-- LISTED RECORDS --
________________

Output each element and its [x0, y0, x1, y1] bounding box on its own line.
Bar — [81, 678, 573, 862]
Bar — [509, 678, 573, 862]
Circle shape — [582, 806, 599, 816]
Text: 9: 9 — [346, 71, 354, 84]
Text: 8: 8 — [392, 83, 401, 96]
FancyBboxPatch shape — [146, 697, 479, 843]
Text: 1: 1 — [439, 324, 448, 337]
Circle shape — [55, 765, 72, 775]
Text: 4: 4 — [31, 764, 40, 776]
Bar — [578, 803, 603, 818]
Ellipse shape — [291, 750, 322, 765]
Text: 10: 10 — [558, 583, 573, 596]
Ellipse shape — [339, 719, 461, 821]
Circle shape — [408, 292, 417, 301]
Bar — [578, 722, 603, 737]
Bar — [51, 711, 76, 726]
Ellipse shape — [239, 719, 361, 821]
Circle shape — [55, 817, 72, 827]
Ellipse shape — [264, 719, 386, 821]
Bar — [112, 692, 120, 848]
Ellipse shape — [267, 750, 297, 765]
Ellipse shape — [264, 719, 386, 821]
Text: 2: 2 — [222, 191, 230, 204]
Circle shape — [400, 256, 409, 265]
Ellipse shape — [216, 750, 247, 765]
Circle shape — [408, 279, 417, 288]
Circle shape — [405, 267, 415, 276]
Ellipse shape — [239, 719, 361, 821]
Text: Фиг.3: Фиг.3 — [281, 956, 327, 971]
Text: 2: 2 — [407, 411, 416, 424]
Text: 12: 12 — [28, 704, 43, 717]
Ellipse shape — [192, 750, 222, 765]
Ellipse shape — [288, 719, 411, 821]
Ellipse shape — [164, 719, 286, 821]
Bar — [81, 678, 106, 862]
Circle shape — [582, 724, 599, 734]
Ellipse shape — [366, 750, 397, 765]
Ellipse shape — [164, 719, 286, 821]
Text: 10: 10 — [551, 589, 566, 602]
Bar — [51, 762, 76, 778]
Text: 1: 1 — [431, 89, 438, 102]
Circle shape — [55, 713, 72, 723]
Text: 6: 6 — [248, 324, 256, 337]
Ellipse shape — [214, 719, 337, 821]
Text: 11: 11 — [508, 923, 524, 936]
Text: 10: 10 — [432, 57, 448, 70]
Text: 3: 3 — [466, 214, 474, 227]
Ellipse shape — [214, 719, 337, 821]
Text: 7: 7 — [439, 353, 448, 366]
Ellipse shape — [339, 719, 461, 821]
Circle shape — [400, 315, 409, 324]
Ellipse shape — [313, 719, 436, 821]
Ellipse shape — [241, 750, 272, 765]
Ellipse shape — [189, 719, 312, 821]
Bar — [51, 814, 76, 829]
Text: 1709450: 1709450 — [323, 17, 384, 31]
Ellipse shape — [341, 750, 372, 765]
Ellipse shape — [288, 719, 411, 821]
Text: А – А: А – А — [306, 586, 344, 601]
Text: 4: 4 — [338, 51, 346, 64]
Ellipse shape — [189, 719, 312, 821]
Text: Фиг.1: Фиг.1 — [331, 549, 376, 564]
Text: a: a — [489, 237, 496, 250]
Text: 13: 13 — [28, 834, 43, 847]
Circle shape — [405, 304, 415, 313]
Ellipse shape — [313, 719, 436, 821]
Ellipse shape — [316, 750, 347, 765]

________________

Can you rewrite the listing above with every "Ellipse shape" changed to "Oval shape" and nothing else altered?

-- TASK ANSWER --
Output each element and its [x0, y0, x1, y1] bounding box on its own line.
Bar — [81, 678, 573, 862]
Bar — [509, 678, 573, 862]
Circle shape — [582, 806, 599, 816]
Text: 9: 9 — [346, 71, 354, 84]
Text: 8: 8 — [392, 83, 401, 96]
FancyBboxPatch shape — [146, 697, 479, 843]
Text: 1: 1 — [439, 324, 448, 337]
Circle shape — [55, 765, 72, 775]
Text: 4: 4 — [31, 764, 40, 776]
Bar — [578, 803, 603, 818]
Oval shape — [291, 750, 322, 765]
Text: 10: 10 — [558, 583, 573, 596]
Oval shape — [339, 719, 461, 821]
Circle shape — [408, 292, 417, 301]
Bar — [578, 722, 603, 737]
Bar — [51, 711, 76, 726]
Oval shape — [239, 719, 361, 821]
Circle shape — [55, 817, 72, 827]
Oval shape — [264, 719, 386, 821]
Bar — [112, 692, 120, 848]
Oval shape — [267, 750, 297, 765]
Oval shape — [264, 719, 386, 821]
Text: 2: 2 — [222, 191, 230, 204]
Circle shape — [400, 256, 409, 265]
Oval shape — [216, 750, 247, 765]
Circle shape — [408, 279, 417, 288]
Circle shape — [405, 267, 415, 276]
Oval shape — [239, 719, 361, 821]
Text: Фиг.3: Фиг.3 — [281, 956, 327, 971]
Text: 2: 2 — [407, 411, 416, 424]
Text: 12: 12 — [28, 704, 43, 717]
Oval shape — [192, 750, 222, 765]
Oval shape — [288, 719, 411, 821]
Oval shape — [164, 719, 286, 821]
Bar — [81, 678, 106, 862]
Circle shape — [582, 724, 599, 734]
Oval shape — [366, 750, 397, 765]
Oval shape — [164, 719, 286, 821]
Text: 10: 10 — [551, 589, 566, 602]
Bar — [51, 762, 76, 778]
Text: 1: 1 — [431, 89, 438, 102]
Circle shape — [55, 713, 72, 723]
Text: 6: 6 — [248, 324, 256, 337]
Oval shape — [214, 719, 337, 821]
Text: 11: 11 — [508, 923, 524, 936]
Text: 10: 10 — [432, 57, 448, 70]
Text: 3: 3 — [466, 214, 474, 227]
Oval shape — [214, 719, 337, 821]
Text: 7: 7 — [439, 353, 448, 366]
Oval shape — [339, 719, 461, 821]
Circle shape — [400, 315, 409, 324]
Oval shape — [313, 719, 436, 821]
Oval shape — [241, 750, 272, 765]
Oval shape — [189, 719, 312, 821]
Bar — [51, 814, 76, 829]
Text: 1709450: 1709450 — [323, 17, 384, 31]
Oval shape — [341, 750, 372, 765]
Oval shape — [288, 719, 411, 821]
Text: А – А: А – А — [306, 586, 344, 601]
Text: 4: 4 — [338, 51, 346, 64]
Oval shape — [189, 719, 312, 821]
Text: Фиг.1: Фиг.1 — [331, 549, 376, 564]
Text: a: a — [489, 237, 496, 250]
Text: 13: 13 — [28, 834, 43, 847]
Circle shape — [405, 304, 415, 313]
Oval shape — [313, 719, 436, 821]
Oval shape — [316, 750, 347, 765]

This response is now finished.